--- Written exercise ---
List each line holding the string "Savings".

--- Rows from a figure dataset ---
#####
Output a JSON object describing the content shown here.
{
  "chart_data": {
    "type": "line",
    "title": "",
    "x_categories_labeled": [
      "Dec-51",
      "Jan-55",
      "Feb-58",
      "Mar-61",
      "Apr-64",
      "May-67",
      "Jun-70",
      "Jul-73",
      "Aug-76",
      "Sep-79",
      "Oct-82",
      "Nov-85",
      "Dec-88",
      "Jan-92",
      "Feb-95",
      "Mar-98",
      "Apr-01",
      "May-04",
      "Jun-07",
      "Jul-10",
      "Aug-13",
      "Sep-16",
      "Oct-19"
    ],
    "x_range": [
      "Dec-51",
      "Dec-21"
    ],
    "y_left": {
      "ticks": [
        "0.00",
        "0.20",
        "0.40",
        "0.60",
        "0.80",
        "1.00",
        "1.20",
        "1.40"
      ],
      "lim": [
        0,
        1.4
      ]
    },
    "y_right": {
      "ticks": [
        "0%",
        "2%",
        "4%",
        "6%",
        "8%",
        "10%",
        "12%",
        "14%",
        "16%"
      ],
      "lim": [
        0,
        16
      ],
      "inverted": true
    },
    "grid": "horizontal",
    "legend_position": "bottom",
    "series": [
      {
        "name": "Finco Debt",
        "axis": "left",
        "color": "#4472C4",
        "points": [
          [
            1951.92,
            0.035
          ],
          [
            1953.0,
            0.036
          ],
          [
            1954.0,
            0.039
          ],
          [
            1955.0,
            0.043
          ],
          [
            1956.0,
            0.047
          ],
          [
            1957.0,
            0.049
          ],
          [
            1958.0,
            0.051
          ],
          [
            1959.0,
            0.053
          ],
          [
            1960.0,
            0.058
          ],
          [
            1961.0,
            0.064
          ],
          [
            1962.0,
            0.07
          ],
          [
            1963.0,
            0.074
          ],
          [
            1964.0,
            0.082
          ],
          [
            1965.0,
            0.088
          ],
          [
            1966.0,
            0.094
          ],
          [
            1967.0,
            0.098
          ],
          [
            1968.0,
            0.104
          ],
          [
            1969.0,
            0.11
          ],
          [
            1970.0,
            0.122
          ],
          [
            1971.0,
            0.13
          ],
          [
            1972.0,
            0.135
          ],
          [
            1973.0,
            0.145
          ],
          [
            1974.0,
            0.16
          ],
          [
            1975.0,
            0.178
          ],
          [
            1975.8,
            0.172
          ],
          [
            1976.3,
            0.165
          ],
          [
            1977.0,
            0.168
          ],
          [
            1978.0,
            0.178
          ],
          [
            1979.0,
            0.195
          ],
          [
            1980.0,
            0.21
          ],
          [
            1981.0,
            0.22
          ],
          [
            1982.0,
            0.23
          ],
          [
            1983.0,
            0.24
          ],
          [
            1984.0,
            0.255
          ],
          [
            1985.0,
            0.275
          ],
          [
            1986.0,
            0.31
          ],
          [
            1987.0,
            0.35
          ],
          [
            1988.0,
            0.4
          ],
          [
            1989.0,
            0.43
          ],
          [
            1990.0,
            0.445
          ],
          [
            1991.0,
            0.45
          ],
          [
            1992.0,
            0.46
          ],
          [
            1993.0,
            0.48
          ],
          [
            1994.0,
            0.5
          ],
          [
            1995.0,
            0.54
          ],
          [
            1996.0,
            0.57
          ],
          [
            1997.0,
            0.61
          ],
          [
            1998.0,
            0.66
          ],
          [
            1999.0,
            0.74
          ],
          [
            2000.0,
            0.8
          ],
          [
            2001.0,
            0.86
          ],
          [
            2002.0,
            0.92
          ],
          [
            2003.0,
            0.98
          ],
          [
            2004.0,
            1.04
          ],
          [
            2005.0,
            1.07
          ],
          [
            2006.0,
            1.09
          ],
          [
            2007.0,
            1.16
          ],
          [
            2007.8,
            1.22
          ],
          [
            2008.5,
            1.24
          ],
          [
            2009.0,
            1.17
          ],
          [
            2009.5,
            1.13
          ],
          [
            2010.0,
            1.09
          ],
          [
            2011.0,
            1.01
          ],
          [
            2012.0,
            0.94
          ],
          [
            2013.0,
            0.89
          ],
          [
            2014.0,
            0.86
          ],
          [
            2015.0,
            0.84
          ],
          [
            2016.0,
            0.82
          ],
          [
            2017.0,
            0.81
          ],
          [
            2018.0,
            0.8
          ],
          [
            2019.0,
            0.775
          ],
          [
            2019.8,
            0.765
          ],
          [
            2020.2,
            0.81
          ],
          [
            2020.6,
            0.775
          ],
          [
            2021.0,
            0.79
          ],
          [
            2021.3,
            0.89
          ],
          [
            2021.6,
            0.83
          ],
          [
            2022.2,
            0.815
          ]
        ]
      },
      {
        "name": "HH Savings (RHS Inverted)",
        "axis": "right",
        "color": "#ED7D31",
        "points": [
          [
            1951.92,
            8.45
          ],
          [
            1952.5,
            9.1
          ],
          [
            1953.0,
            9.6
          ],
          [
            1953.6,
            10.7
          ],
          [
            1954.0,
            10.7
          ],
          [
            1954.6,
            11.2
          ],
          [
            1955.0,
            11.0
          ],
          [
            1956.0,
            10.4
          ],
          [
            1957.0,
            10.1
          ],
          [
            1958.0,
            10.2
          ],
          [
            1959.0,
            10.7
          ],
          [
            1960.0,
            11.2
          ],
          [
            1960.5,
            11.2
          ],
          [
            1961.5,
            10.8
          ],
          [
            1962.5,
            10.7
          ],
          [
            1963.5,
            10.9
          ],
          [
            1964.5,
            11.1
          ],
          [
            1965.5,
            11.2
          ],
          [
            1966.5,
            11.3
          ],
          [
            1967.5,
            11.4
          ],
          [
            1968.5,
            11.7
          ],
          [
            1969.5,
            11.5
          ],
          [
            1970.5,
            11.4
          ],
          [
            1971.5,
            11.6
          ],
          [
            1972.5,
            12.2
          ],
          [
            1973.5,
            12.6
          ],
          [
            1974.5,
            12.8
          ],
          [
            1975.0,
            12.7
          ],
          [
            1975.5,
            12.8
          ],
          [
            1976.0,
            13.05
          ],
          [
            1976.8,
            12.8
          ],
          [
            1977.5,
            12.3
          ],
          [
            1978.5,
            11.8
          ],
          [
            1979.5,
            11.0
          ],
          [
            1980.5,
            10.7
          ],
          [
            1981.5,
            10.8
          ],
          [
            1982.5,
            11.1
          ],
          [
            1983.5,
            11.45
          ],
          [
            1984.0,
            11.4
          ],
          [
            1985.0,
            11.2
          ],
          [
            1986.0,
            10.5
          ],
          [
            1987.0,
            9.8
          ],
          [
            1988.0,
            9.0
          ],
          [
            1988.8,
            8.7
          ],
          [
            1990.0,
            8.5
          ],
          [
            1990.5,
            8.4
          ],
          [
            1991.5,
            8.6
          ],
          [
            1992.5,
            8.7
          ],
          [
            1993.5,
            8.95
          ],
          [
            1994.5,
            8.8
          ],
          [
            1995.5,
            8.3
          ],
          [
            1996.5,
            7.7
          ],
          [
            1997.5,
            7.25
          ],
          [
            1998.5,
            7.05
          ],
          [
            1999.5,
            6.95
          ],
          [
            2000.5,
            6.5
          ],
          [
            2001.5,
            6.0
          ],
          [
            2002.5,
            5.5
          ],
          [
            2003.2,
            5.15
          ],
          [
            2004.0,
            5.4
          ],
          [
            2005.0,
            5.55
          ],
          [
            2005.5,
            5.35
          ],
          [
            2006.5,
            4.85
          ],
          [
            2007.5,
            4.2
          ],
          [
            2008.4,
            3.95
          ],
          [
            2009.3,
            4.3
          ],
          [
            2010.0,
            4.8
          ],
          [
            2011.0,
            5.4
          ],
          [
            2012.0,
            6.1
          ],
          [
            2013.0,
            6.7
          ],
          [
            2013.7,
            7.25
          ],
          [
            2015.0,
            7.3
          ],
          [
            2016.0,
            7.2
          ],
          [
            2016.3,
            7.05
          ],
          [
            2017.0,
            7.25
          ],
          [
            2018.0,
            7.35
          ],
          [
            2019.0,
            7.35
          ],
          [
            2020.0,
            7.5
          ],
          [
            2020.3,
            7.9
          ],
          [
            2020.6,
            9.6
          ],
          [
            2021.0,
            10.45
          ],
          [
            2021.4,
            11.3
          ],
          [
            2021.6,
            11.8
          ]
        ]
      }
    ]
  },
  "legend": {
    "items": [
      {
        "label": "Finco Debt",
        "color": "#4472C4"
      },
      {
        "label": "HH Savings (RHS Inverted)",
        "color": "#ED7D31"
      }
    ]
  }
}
#####
--- Written answer ---
        "name": "HH Savings (RHS Inverted)",
        "label": "HH Savings (RHS Inverted)",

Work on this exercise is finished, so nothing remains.